Records for the task
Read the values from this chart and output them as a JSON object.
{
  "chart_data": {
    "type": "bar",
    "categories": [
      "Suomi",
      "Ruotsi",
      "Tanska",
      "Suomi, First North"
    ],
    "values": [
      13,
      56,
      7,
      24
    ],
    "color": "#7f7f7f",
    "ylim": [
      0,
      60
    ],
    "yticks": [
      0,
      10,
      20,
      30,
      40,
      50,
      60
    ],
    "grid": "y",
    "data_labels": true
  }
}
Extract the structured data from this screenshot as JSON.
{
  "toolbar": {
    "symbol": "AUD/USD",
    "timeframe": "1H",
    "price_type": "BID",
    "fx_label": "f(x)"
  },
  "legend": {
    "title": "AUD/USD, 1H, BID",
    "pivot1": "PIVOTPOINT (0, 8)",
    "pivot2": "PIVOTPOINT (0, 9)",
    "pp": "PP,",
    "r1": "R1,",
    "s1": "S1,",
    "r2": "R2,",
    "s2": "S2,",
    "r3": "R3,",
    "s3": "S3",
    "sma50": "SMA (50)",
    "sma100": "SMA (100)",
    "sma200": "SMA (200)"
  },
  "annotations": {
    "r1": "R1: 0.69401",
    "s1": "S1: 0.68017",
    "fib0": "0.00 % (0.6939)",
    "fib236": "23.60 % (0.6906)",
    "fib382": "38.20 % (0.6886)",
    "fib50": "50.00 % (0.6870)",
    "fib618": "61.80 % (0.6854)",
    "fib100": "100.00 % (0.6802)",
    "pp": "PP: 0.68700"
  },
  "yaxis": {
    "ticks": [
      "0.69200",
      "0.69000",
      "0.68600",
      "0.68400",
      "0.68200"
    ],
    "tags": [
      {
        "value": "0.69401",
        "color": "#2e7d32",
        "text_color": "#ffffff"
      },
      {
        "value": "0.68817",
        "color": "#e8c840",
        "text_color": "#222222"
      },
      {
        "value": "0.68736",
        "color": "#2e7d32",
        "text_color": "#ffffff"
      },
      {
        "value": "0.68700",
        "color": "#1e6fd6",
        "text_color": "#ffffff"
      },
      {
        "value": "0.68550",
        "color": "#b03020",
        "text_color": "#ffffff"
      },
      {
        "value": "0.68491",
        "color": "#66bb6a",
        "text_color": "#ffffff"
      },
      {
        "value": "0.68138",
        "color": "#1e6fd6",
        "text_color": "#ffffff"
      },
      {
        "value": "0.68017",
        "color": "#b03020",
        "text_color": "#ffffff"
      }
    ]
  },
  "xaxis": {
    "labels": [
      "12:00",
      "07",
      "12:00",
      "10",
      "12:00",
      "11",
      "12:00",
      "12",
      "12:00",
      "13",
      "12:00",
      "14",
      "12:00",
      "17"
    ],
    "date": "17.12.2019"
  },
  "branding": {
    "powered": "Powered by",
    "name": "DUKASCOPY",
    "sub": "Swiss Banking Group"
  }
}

Task goal
Extract all of the data shown above and repeat it verbatim.

Task solution
Read the values from this chart and output them as a JSON object.
{
  "chart_data": {
    "type": "bar",
    "categories": [
      "Suomi",
      "Ruotsi",
      "Tanska",
      "Suomi, First North"
    ],
    "values": [
      13,
      56,
      7,
      24
    ],
    "color": "#7f7f7f",
    "ylim": [
      0,
      60
    ],
    "yticks": [
      0,
      10,
      20,
      30,
      40,
      50,
      60
    ],
    "grid": "y",
    "data_labels": true
  }
}
Extract the structured data from this screenshot as JSON.
{
  "toolbar": {
    "symbol": "AUD/USD",
    "timeframe": "1H",
    "price_type": "BID",
    "fx_label": "f(x)"
  },
  "legend": {
    "title": "AUD/USD, 1H, BID",
    "pivot1": "PIVOTPOINT (0, 8)",
    "pivot2": "PIVOTPOINT (0, 9)",
    "pp": "PP,",
    "r1": "R1,",
    "s1": "S1,",
    "r2": "R2,",
    "s2": "S2,",
    "r3": "R3,",
    "s3": "S3",
    "sma50": "SMA (50)",
    "sma100": "SMA (100)",
    "sma200": "SMA (200)"
  },
  "annotations": {
    "r1": "R1: 0.69401",
    "s1": "S1: 0.68017",
    "fib0": "0.00 % (0.6939)",
    "fib236": "23.60 % (0.6906)",
    "fib382": "38.20 % (0.6886)",
    "fib50": "50.00 % (0.6870)",
    "fib618": "61.80 % (0.6854)",
    "fib100": "100.00 % (0.6802)",
    "pp": "PP: 0.68700"
  },
  "yaxis": {
    "ticks": [
      "0.69200",
      "0.69000",
      "0.68600",
      "0.68400",
      "0.68200"
    ],
    "tags": [
      {
        "value": "0.69401",
        "color": "#2e7d32",
        "text_color": "#ffffff"
      },
      {
        "value": "0.68817",
        "color": "#e8c840",
        "text_color": "#222222"
      },
      {
        "value": "0.68736",
        "color": "#2e7d32",
        "text_color": "#ffffff"
      },
      {
        "value": "0.68700",
        "color": "#1e6fd6",
        "text_color": "#ffffff"
      },
      {
        "value": "0.68550",
        "color": "#b03020",
        "text_color": "#ffffff"
      },
      {
        "value": "0.68491",
        "color": "#66bb6a",
        "text_color": "#ffffff"
      },
      {
        "value": "0.68138",
        "color": "#1e6fd6",
        "text_color": "#ffffff"
      },
      {
        "value": "0.68017",
        "color": "#b03020",
        "text_color": "#ffffff"
      }
    ]
  },
  "xaxis": {
    "labels": [
      "12:00",
      "07",
      "12:00",
      "10",
      "12:00",
      "11",
      "12:00",
      "12",
      "12:00",
      "13",
      "12:00",
      "14",
      "12:00",
      "17"
    ],
    "date": "17.12.2019"
  },
  "branding": {
    "powered": "Powered by",
    "name": "DUKASCOPY",
    "sub": "Swiss Banking Group"
  }
}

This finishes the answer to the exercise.